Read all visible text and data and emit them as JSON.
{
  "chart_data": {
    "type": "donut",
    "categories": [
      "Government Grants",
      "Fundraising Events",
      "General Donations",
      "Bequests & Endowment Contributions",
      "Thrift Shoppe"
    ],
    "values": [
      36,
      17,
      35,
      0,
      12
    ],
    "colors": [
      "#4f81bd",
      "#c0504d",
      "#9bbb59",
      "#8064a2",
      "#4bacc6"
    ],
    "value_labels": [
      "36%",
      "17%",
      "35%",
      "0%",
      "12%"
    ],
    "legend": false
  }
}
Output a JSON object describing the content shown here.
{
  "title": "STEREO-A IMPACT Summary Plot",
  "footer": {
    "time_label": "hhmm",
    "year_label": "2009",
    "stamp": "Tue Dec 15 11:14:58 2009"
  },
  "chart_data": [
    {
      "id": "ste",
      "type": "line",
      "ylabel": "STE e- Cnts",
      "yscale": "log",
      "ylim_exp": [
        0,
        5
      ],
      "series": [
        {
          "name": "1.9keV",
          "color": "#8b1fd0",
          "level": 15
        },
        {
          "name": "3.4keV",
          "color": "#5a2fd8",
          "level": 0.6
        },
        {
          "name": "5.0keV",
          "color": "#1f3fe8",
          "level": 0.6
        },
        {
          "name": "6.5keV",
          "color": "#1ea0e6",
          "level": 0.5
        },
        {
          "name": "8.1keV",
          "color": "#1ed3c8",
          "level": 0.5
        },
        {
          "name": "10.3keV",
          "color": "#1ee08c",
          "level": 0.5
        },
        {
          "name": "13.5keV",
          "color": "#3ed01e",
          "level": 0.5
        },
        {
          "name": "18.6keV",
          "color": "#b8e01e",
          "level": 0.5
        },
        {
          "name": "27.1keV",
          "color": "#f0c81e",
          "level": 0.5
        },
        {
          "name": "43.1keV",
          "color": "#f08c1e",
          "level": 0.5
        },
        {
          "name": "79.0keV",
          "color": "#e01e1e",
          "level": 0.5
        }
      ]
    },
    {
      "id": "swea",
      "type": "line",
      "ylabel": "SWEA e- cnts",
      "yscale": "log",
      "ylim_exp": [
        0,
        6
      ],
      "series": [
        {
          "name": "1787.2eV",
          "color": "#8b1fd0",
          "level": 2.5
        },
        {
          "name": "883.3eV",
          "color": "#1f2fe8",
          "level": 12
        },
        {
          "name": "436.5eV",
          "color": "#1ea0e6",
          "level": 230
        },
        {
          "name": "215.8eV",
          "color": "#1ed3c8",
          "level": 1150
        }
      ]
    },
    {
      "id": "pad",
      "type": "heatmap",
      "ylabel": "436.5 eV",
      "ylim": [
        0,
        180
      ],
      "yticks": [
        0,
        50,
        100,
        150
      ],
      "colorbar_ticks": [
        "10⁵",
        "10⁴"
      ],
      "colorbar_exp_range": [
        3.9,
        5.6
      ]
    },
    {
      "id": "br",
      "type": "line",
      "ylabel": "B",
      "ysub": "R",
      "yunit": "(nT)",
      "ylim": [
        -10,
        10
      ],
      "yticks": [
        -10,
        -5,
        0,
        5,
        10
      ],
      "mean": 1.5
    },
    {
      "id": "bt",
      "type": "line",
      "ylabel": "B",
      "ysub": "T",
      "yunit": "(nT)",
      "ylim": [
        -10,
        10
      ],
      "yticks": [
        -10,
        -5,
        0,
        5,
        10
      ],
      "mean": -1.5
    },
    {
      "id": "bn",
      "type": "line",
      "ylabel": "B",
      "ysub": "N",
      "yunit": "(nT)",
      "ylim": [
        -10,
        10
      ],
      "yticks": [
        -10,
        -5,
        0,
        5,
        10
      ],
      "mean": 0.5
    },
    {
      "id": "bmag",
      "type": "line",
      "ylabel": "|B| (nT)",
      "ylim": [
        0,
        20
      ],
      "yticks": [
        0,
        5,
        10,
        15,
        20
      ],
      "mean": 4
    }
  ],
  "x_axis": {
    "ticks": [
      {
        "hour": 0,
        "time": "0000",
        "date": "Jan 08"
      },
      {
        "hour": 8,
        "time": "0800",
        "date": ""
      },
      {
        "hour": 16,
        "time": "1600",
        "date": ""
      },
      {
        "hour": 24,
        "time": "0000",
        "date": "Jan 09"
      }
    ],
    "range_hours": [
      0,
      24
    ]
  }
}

= = = = = = =

§ Request: Reproduce all the data word for word.

§ Response:
Read all visible text and data and emit them as JSON.
{
  "chart_data": {
    "type": "donut",
    "categories": [
      "Government Grants",
      "Fundraising Events",
      "General Donations",
      "Bequests & Endowment Contributions",
      "Thrift Shoppe"
    ],
    "values": [
      36,
      17,
      35,
      0,
      12
    ],
    "colors": [
      "#4f81bd",
      "#c0504d",
      "#9bbb59",
      "#8064a2",
      "#4bacc6"
    ],
    "value_labels": [
      "36%",
      "17%",
      "35%",
      "0%",
      "12%"
    ],
    "legend": false
  }
}
Output a JSON object describing the content shown here.
{
  "title": "STEREO-A IMPACT Summary Plot",
  "footer": {
    "time_label": "hhmm",
    "year_label": "2009",
    "stamp": "Tue Dec 15 11:14:58 2009"
  },
  "chart_data": [
    {
      "id": "ste",
      "type": "line",
      "ylabel": "STE e- Cnts",
      "yscale": "log",
      "ylim_exp": [
        0,
        5
      ],
      "series": [
        {
          "name": "1.9keV",
          "color": "#8b1fd0",
          "level": 15
        },
        {
          "name": "3.4keV",
          "color": "#5a2fd8",
          "level": 0.6
        },
        {
          "name": "5.0keV",
          "color": "#1f3fe8",
          "level": 0.6
        },
        {
          "name": "6.5keV",
          "color": "#1ea0e6",
          "level": 0.5
        },
        {
          "name": "8.1keV",
          "color": "#1ed3c8",
          "level": 0.5
        },
        {
          "name": "10.3keV",
          "color": "#1ee08c",
          "level": 0.5
        },
        {
          "name": "13.5keV",
          "color": "#3ed01e",
          "level": 0.5
        },
        {
          "name": "18.6keV",
          "color": "#b8e01e",
          "level": 0.5
        },
        {
          "name": "27.1keV",
          "color": "#f0c81e",
          "level": 0.5
        },
        {
          "name": "43.1keV",
          "color": "#f08c1e",
          "level": 0.5
        },
        {
          "name": "79.0keV",
          "color": "#e01e1e",
          "level": 0.5
        }
      ]
    },
    {
      "id": "swea",
      "type": "line",
      "ylabel": "SWEA e- cnts",
      "yscale": "log",
      "ylim_exp": [
        0,
        6
      ],
      "series": [
        {
          "name": "1787.2eV",
          "color": "#8b1fd0",
          "level": 2.5
        },
        {
          "name": "883.3eV",
          "color": "#1f2fe8",
          "level": 12
        },
        {
          "name": "436.5eV",
          "color": "#1ea0e6",
          "level": 230
        },
        {
          "name": "215.8eV",
          "color": "#1ed3c8",
          "level": 1150
        }
      ]
    },
    {
      "id": "pad",
      "type": "heatmap",
      "ylabel": "436.5 eV",
      "ylim": [
        0,
        180
      ],
      "yticks": [
        0,
        50,
        100,
        150
      ],
      "colorbar_ticks": [
        "10⁵",
        "10⁴"
      ],
      "colorbar_exp_range": [
        3.9,
        5.6
      ]
    },
    {
      "id": "br",
      "type": "line",
      "ylabel": "B",
      "ysub": "R",
      "yunit": "(nT)",
      "ylim": [
        -10,
        10
      ],
      "yticks": [
        -10,
        -5,
        0,
        5,
        10
      ],
      "mean": 1.5
    },
    {
      "id": "bt",
      "type": "line",
      "ylabel": "B",
      "ysub": "T",
      "yunit": "(nT)",
      "ylim": [
        -10,
        10
      ],
      "yticks": [
        -10,
        -5,
        0,
        5,
        10
      ],
      "mean": -1.5
    },
    {
      "id": "bn",
      "type": "line",
      "ylabel": "B",
      "ysub": "N",
      "yunit": "(nT)",
      "ylim": [
        -10,
        10
      ],
      "yticks": [
        -10,
        -5,
        0,
        5,
        10
      ],
      "mean": 0.5
    },
    {
      "id": "bmag",
      "type": "line",
      "ylabel": "|B| (nT)",
      "ylim": [
        0,
        20
      ],
      "yticks": [
        0,
        5,
        10,
        15,
        20
      ],
      "mean": 4
    }
  ],
  "x_axis": {
    "ticks": [
      {
        "hour": 0,
        "time": "0000",
        "date": "Jan 08"
      },
      {
        "hour": 8,
        "time": "0800",
        "date": ""
      },
      {
        "hour": 16,
        "time": "1600",
        "date": ""
      },
      {
        "hour": 24,
        "time": "0000",
        "date": "Jan 09"
      }
    ],
    "range_hours": [
      0,
      24
    ]
  }
}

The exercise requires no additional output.